Written instruction: Scan the entries below and extract each line with the word "States" in it.

Information shown:
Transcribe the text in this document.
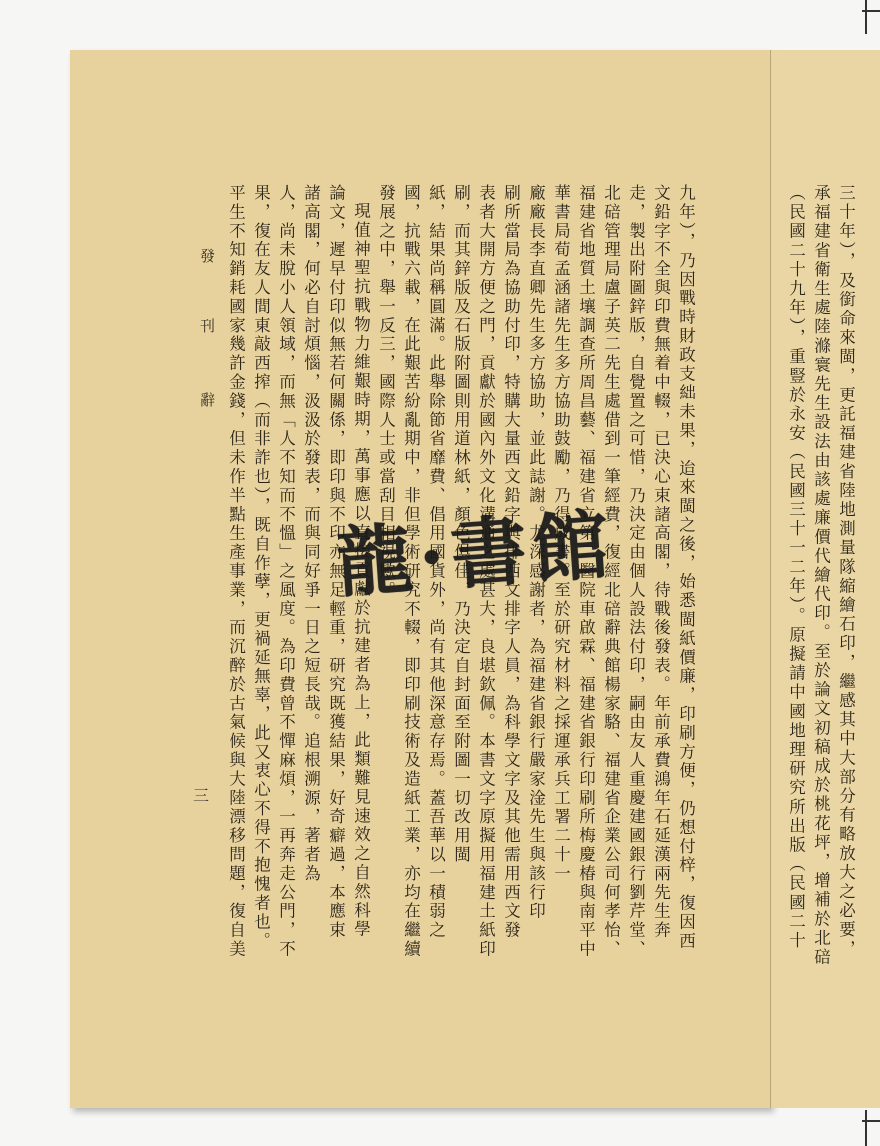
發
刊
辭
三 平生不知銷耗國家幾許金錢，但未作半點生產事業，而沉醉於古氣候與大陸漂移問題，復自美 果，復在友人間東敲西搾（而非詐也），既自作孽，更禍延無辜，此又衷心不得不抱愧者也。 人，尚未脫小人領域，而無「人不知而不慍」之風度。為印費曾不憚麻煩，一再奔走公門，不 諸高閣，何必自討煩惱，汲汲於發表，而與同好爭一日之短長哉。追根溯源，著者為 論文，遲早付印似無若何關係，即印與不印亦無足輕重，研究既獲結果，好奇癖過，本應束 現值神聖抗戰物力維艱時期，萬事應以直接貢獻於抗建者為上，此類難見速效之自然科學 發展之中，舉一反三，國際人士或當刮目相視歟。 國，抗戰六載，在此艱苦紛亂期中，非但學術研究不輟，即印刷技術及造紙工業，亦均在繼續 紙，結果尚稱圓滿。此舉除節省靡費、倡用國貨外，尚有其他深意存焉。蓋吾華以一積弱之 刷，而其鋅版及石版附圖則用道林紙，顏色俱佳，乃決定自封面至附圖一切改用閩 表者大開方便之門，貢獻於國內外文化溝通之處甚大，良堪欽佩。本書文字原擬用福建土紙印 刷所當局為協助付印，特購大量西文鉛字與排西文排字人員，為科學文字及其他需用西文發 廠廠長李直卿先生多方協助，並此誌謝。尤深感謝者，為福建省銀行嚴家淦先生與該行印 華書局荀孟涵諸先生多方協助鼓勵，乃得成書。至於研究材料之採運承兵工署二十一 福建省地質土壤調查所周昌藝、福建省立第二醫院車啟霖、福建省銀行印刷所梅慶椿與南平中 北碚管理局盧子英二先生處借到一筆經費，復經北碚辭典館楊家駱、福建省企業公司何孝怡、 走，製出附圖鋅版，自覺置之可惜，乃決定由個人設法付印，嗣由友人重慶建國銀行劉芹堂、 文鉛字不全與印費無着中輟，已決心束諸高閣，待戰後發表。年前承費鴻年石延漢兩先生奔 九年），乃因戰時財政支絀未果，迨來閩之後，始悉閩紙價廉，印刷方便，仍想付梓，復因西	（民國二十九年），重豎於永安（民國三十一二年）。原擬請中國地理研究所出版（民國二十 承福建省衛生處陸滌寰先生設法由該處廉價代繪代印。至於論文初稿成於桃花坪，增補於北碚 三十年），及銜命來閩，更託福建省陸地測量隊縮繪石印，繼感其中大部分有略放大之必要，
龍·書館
--
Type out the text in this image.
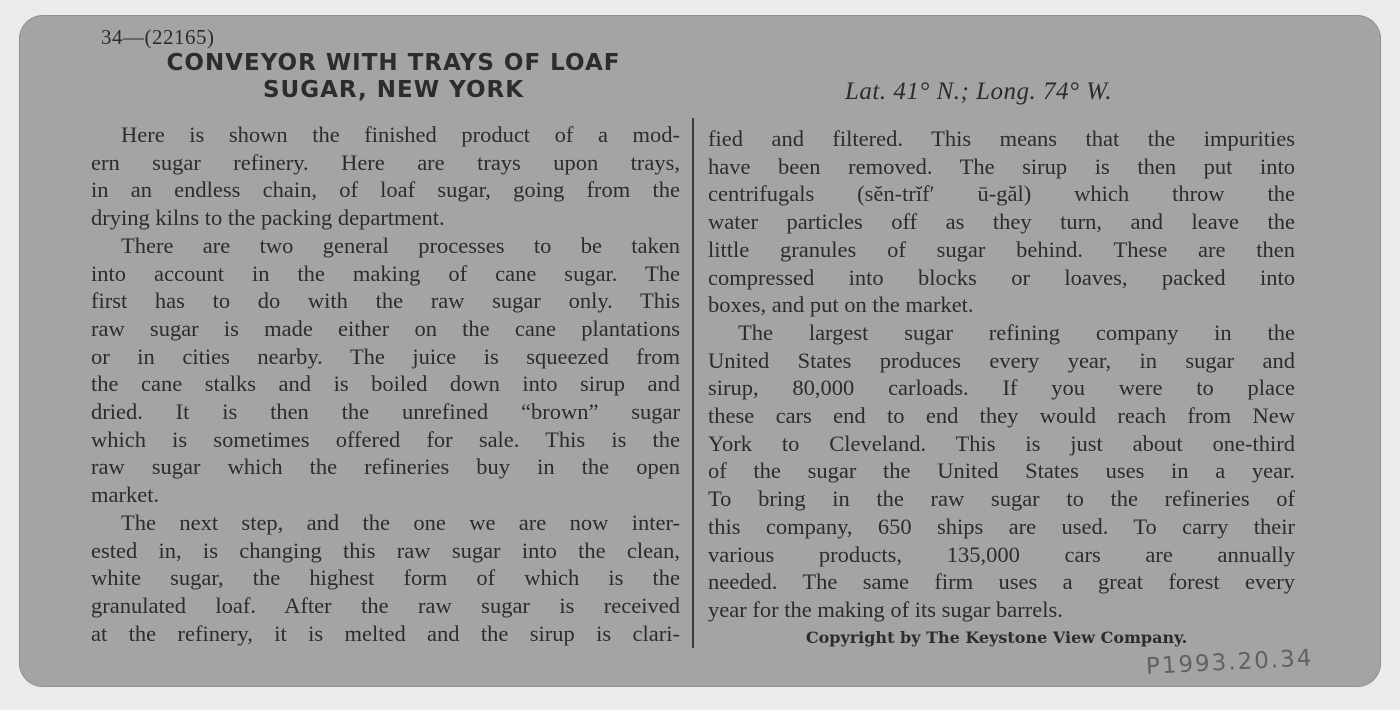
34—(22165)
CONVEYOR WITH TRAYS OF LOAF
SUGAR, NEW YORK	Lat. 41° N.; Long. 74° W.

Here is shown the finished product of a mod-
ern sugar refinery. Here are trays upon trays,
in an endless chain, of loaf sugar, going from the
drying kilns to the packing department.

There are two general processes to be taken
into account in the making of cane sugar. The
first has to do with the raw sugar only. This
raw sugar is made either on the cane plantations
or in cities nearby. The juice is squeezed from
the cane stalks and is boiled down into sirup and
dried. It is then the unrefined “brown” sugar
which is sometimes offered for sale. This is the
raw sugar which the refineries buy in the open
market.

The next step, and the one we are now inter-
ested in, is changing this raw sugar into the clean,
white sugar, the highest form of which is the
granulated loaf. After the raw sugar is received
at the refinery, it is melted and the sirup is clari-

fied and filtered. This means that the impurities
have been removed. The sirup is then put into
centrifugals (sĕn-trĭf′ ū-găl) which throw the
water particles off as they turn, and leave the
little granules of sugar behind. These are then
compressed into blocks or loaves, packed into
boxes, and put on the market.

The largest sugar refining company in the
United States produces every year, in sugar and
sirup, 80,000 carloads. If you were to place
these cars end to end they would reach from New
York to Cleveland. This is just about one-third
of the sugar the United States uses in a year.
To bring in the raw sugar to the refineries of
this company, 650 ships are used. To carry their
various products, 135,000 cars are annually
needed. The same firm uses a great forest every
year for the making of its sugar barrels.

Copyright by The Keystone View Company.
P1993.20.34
==
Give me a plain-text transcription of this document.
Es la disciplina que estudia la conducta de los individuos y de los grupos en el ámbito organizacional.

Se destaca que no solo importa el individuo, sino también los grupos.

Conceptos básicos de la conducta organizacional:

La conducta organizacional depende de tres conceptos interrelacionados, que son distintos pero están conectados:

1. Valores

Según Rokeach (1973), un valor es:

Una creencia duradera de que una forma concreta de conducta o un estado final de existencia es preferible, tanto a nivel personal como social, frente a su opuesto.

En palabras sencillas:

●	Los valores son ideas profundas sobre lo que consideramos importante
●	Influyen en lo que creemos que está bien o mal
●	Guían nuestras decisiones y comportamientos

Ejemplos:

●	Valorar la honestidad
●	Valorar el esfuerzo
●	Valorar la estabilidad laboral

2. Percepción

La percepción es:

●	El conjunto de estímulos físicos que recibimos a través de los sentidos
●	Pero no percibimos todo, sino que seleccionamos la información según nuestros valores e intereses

Exercise output:
United States produces every year, in sugar and
of the sugar the United States uses in a year.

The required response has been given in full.